Stored entries
===

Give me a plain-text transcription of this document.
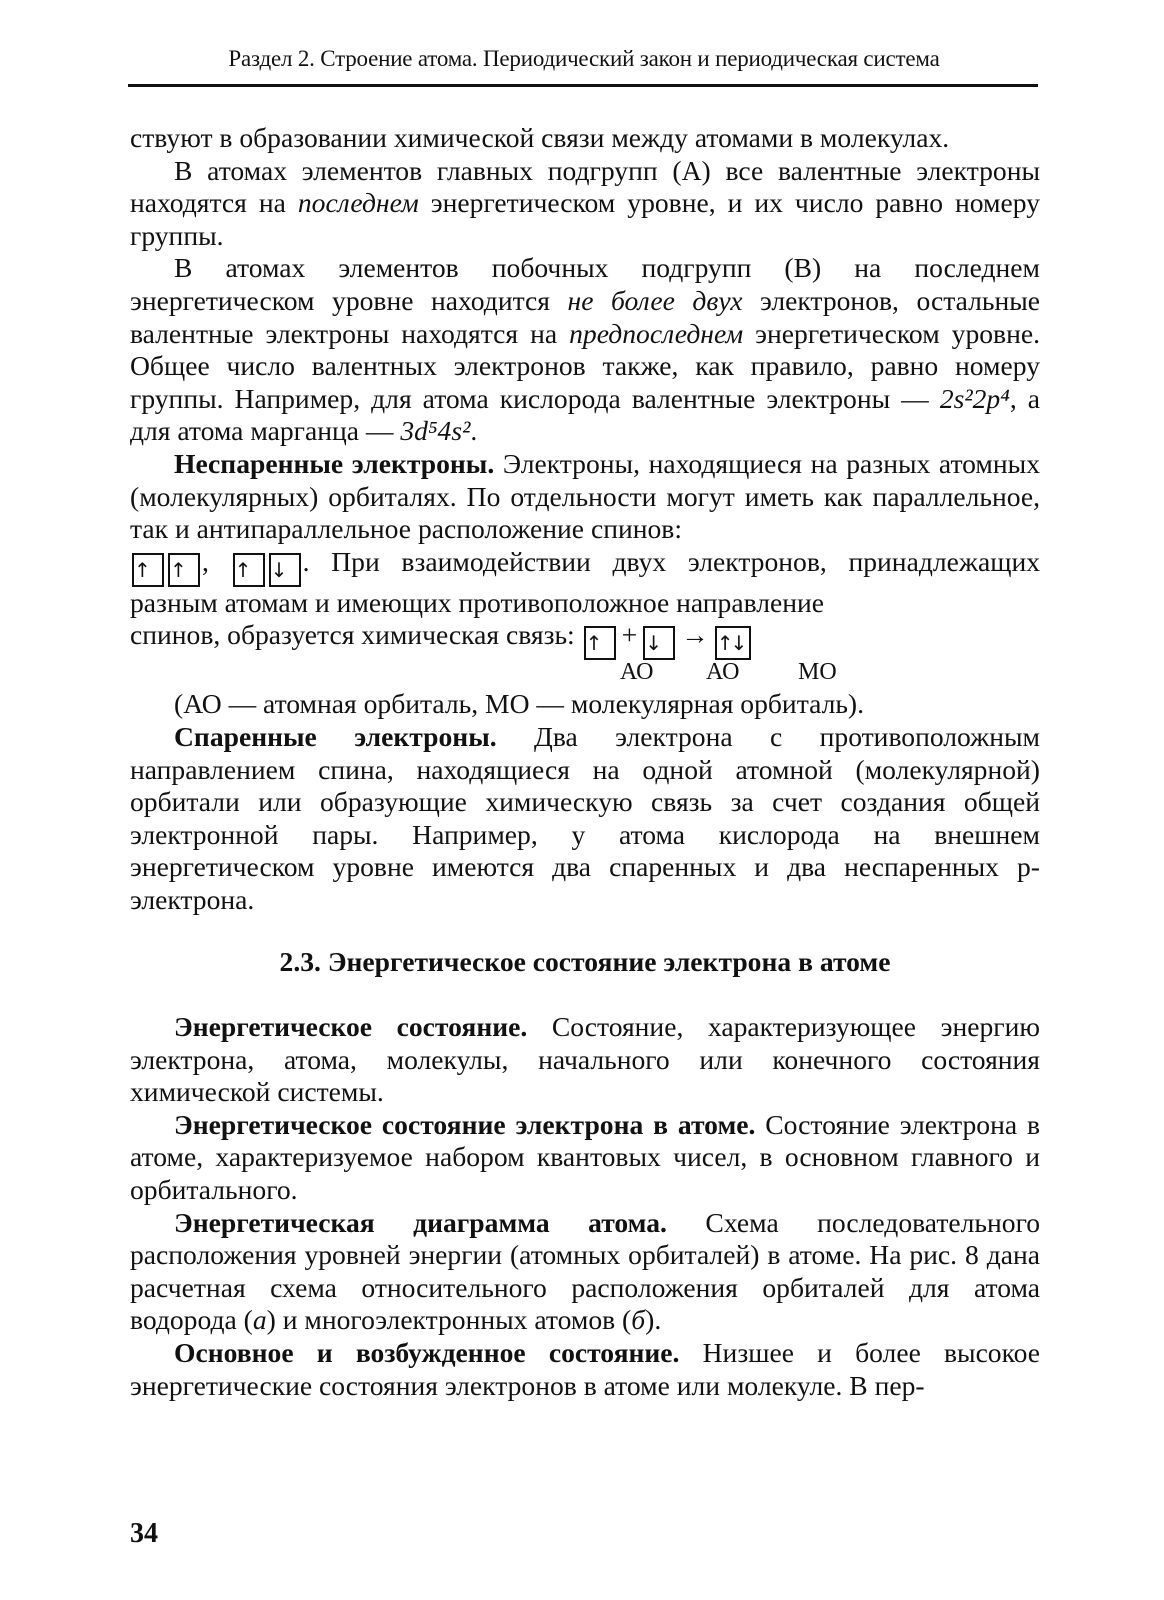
Раздел 2. Строение атома. Периодический закон и периодическая система

ствуют в образовании химической связи между атомами в молекулах.

В атомах элементов главных подгрупп (А) все валентные электроны находятся на последнем энергетическом уровне, и их число равно номеру группы.

В атомах элементов побочных подгрупп (В) на последнем энергетическом уровне находится не более двух электронов, остальные валентные электроны находятся на предпоследнем энергетическом уровне. Общее число валентных электронов также, как правило, равно номеру группы. Например, для атома кислорода валентные электроны — 2s²2p⁴, а для атома марганца — 3d⁵4s².

Неспаренные электроны. Электроны, находящиеся на разных атомных (молекулярных) орбиталях. По отдельности могут иметь как параллельное, так и антипараллельное расположение спинов:

↑ ↑ , ↑ ↓ . При взаимодействии двух электронов, принадлежащих разным атомам и имеющих противоположное направление

спинов, образуется химическая связь: ↑ + ↓ → ↑↓

АО АО МО

(АО — атомная орбиталь, МО — молекулярная орбиталь).

Спаренные электроны. Два электрона с противоположным направлением спина, находящиеся на одной атомной (молекулярной) орбитали или образующие химическую связь за счет создания общей электронной пары. Например, у атома кислорода на внешнем энергетическом уровне имеются два спаренных и два неспаренных р-электрона.

2.3. Энергетическое состояние электрона в атоме

Энергетическое состояние. Состояние, характеризующее энергию электрона, атома, молекулы, начального или конечного состояния химической системы.

Энергетическое состояние электрона в атоме. Состояние электрона в атоме, характеризуемое набором квантовых чисел, в основном главного и орбитального.

Энергетическая диаграмма атома. Схема последовательного расположения уровней энергии (атомных орбиталей) в атоме. На рис. 8 дана расчетная схема относительного расположения орбиталей для атома водорода (а) и многоэлектронных атомов (б).

Основное и возбужденное состояние. Низшее и более высокое энергетические состояния электронов в атоме или молекуле. В пер-

34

===

**Your instructions:** Reproduce every line precisely as given, omitting all pictures.

**The solution:**
Give me a plain-text transcription of this document.
Раздел 2. Строение атома. Периодический закон и периодическая система

ствуют в образовании химической связи между атомами в молекулах.

В атомах элементов главных подгрупп (А) все валентные электроны находятся на последнем энергетическом уровне, и их число равно номеру группы.

В атомах элементов побочных подгрупп (В) на последнем энергетическом уровне находится не более двух электронов, остальные валентные электроны находятся на предпоследнем энергетическом уровне. Общее число валентных электронов также, как правило, равно номеру группы. Например, для атома кислорода валентные электроны — 2s²2p⁴, а для атома марганца — 3d⁵4s².

Неспаренные электроны. Электроны, находящиеся на разных атомных (молекулярных) орбиталях. По отдельности могут иметь как параллельное, так и антипараллельное расположение спинов:

↑ ↑ , ↑ ↓ . При взаимодействии двух электронов, принадлежащих разным атомам и имеющих противоположное направление

спинов, образуется химическая связь: ↑ + ↓ → ↑↓

АО АО МО

(АО — атомная орбиталь, МО — молекулярная орбиталь).

Спаренные электроны. Два электрона с противоположным направлением спина, находящиеся на одной атомной (молекулярной) орбитали или образующие химическую связь за счет создания общей электронной пары. Например, у атома кислорода на внешнем энергетическом уровне имеются два спаренных и два неспаренных р-электрона.

2.3. Энергетическое состояние электрона в атоме

Энергетическое состояние. Состояние, характеризующее энергию электрона, атома, молекулы, начального или конечного состояния химической системы.

Энергетическое состояние электрона в атоме. Состояние электрона в атоме, характеризуемое набором квантовых чисел, в основном главного и орбитального.

Энергетическая диаграмма атома. Схема последовательного расположения уровней энергии (атомных орбиталей) в атоме. На рис. 8 дана расчетная схема относительного расположения орбиталей для атома водорода (а) и многоэлектронных атомов (б).

Основное и возбужденное состояние. Низшее и более высокое энергетические состояния электронов в атоме или молекуле. В пер-

34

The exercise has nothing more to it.